Read through the records below and copy each line that uses the word "GOLD".

##### ENTRIES SUPPLIED #####

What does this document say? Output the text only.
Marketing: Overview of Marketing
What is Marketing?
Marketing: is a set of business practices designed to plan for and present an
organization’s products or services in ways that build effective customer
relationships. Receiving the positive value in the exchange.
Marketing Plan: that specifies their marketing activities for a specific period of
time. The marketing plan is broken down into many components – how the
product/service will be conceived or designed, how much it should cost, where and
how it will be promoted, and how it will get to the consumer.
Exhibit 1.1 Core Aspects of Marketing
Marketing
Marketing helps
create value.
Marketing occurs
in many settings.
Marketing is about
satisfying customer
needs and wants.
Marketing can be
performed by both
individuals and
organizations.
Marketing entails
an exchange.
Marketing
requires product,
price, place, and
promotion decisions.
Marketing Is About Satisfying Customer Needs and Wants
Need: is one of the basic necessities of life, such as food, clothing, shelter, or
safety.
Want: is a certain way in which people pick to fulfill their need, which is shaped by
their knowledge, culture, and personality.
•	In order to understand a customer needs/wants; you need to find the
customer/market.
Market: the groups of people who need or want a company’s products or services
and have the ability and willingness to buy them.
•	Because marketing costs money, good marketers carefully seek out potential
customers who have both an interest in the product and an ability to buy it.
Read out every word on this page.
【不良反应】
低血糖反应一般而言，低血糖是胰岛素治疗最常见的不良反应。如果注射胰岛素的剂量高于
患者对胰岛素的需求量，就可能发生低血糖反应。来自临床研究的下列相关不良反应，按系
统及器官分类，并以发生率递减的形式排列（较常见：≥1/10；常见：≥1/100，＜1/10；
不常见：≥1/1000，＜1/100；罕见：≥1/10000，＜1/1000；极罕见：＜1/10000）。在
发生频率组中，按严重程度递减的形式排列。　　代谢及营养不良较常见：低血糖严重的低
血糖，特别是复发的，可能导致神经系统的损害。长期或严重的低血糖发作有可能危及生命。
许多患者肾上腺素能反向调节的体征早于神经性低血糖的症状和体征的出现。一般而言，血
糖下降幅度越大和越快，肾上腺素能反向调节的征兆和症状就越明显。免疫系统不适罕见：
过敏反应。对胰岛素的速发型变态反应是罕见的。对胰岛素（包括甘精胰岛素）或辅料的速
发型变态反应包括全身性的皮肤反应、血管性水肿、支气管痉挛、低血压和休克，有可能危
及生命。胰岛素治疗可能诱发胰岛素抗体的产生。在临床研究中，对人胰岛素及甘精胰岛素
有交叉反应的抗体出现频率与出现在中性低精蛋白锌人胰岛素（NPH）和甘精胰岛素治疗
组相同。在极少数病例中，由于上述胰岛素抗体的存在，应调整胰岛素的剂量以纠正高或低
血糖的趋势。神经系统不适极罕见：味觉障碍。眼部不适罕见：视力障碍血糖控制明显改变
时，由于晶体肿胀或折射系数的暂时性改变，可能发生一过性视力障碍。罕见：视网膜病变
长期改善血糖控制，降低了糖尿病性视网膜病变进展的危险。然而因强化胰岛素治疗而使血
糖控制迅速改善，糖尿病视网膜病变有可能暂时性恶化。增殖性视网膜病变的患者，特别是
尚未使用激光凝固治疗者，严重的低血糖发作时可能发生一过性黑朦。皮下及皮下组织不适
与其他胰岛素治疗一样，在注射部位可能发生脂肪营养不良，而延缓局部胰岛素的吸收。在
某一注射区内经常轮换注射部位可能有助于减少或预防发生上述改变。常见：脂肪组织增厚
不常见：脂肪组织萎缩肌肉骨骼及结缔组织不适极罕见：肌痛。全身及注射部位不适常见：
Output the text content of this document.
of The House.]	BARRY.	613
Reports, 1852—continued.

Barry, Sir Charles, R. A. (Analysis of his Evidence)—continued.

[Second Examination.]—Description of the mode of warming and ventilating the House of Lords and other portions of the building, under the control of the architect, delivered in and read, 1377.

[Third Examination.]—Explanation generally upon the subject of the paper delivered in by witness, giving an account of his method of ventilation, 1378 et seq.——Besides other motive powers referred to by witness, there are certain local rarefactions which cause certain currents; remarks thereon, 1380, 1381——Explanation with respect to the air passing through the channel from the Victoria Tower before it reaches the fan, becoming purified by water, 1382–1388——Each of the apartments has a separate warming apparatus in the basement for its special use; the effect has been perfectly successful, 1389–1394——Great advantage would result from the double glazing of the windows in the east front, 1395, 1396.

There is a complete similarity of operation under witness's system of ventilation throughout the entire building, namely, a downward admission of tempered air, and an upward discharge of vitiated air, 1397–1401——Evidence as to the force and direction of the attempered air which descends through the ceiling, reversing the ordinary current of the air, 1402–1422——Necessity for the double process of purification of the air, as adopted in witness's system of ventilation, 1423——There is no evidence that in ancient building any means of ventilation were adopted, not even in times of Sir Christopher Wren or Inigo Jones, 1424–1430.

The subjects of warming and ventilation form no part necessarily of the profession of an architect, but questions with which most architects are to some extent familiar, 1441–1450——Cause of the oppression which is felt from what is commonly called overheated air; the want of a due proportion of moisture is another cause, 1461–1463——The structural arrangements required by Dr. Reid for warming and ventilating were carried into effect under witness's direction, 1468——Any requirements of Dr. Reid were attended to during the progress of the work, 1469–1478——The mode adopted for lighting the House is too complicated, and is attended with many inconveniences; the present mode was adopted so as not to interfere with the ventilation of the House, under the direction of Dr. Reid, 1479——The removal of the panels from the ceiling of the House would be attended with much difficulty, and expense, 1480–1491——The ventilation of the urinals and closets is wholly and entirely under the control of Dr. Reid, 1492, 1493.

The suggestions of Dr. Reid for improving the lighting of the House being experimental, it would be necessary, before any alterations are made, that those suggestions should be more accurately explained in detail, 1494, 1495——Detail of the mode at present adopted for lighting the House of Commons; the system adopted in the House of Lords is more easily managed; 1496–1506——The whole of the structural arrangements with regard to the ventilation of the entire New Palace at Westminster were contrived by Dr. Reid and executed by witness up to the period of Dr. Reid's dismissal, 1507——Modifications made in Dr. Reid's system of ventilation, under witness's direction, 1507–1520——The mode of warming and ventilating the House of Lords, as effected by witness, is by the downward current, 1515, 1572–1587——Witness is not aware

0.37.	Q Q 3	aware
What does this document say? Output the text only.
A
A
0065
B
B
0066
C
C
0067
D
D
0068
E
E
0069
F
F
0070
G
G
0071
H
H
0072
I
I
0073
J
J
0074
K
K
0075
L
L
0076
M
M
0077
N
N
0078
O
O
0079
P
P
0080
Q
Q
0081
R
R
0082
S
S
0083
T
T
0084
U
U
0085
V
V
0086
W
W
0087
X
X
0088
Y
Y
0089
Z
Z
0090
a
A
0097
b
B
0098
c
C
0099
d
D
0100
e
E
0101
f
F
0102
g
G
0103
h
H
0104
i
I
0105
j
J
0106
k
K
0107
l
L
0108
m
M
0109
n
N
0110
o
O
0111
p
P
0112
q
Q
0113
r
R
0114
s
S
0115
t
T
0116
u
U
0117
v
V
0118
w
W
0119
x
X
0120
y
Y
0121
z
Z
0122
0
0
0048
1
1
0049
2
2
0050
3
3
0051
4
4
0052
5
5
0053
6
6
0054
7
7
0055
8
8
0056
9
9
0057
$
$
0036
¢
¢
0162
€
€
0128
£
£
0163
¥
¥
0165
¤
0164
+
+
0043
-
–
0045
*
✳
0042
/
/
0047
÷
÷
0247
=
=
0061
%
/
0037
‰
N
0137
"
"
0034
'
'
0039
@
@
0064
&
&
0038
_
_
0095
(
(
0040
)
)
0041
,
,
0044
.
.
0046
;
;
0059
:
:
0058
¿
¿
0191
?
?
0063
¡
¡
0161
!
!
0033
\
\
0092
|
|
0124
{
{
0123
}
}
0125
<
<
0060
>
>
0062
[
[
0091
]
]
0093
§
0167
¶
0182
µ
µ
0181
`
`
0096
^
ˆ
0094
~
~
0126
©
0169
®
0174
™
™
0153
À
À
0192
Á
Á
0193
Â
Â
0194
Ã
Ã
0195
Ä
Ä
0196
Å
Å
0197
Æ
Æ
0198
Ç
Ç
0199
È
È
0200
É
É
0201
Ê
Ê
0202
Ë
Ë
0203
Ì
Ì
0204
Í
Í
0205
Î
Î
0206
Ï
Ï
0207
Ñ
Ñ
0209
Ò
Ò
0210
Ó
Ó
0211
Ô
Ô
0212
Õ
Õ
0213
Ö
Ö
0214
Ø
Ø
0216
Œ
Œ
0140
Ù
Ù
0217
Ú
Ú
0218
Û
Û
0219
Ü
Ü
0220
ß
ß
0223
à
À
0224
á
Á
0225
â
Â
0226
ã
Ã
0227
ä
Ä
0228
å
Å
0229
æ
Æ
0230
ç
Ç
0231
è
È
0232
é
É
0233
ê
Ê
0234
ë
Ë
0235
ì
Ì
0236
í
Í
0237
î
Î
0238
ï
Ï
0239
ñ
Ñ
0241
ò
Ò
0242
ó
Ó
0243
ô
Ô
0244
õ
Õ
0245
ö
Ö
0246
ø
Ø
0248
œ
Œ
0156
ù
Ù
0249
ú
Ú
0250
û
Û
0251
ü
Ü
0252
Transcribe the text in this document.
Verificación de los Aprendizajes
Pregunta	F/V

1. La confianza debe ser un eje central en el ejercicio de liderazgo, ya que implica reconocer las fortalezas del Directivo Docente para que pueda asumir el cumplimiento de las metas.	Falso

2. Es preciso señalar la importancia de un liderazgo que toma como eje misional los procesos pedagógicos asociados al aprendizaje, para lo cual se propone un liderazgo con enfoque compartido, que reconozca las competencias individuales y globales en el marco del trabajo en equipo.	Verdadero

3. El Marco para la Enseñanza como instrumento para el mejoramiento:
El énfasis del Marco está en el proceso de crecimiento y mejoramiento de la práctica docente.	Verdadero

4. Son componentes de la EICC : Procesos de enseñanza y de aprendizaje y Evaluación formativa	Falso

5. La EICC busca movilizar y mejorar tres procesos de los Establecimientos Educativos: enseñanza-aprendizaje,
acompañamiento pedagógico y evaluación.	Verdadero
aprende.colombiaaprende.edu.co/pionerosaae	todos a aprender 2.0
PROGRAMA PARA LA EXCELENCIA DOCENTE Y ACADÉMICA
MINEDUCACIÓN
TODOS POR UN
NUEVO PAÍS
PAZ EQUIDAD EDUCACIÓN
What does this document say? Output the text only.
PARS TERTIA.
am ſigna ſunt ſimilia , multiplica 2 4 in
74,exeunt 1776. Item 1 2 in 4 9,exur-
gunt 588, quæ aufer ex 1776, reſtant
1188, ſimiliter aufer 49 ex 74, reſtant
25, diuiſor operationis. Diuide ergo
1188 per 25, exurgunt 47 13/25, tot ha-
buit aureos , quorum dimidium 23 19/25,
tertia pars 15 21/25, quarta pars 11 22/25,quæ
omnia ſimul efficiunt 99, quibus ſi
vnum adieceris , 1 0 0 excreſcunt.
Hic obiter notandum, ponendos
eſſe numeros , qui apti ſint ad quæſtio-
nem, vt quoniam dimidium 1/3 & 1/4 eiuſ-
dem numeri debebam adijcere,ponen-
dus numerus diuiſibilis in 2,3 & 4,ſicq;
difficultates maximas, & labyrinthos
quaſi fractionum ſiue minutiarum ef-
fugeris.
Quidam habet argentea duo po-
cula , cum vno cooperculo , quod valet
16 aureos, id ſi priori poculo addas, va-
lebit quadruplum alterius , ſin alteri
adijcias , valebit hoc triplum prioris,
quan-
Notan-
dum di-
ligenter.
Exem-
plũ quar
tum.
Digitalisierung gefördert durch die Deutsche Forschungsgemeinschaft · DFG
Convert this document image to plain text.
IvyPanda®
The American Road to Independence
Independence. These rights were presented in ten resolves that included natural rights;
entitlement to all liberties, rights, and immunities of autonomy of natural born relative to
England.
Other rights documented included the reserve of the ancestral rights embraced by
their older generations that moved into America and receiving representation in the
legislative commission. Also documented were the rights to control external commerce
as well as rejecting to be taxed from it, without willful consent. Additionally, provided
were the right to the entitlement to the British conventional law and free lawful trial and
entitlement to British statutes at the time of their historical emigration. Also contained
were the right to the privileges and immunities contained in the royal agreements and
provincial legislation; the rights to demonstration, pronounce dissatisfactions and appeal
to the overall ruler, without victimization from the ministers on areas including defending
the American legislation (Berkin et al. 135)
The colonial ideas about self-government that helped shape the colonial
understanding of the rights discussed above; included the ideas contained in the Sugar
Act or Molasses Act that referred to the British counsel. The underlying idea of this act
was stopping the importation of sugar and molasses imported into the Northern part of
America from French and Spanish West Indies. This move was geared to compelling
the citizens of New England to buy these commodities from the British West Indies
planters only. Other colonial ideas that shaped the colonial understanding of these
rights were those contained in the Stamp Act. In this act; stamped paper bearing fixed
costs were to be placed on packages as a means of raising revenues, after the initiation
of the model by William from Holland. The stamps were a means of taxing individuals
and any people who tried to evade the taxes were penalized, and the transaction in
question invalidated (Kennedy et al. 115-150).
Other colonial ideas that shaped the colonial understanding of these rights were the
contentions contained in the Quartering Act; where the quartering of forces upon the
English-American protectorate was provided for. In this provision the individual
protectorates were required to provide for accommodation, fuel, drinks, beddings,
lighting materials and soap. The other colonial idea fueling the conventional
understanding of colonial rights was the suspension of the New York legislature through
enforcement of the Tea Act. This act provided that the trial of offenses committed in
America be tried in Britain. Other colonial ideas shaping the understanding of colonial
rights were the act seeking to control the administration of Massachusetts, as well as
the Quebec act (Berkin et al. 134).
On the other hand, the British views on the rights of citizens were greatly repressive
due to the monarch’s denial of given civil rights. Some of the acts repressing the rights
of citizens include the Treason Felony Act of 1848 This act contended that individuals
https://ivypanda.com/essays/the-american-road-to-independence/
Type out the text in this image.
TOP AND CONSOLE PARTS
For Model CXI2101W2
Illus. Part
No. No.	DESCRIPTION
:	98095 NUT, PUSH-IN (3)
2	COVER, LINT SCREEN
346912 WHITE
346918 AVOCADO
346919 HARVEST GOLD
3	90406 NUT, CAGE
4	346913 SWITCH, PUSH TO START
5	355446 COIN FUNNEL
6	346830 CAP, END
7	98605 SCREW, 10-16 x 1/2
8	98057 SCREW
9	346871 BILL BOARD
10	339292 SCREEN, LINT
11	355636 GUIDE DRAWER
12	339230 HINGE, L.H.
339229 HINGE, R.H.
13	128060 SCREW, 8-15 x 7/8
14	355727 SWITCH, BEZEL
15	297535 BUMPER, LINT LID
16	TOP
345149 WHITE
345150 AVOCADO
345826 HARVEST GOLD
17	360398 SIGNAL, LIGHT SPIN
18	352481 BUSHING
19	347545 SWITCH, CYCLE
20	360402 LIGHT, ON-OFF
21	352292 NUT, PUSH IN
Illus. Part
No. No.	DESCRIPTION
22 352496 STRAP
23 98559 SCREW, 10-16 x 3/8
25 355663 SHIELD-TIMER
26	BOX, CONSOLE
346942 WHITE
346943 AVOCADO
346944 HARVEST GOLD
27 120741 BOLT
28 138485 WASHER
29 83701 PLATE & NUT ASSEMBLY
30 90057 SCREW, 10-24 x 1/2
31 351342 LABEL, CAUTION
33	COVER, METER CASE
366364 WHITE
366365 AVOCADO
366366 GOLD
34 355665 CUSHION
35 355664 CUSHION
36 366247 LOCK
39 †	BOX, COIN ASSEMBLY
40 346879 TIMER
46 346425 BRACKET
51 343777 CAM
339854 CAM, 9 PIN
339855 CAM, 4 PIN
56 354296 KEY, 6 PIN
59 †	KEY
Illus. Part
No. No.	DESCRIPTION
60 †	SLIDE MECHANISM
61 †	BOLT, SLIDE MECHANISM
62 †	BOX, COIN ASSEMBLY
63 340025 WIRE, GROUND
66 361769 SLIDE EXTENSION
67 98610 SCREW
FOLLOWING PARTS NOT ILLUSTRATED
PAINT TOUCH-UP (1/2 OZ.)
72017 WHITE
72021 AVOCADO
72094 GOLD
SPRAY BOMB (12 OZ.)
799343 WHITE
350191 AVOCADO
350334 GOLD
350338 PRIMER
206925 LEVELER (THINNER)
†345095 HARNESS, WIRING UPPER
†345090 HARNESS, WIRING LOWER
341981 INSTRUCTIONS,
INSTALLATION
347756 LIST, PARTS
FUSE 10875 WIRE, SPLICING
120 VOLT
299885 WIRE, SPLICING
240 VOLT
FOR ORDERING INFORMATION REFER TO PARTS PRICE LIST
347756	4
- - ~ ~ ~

#####

• _EXERCISE SOLUTION_:
346919 HARVEST GOLD
345826 HARVEST GOLD
346944 HARVEST GOLD
366366 GOLD
72094 GOLD
350334 GOLD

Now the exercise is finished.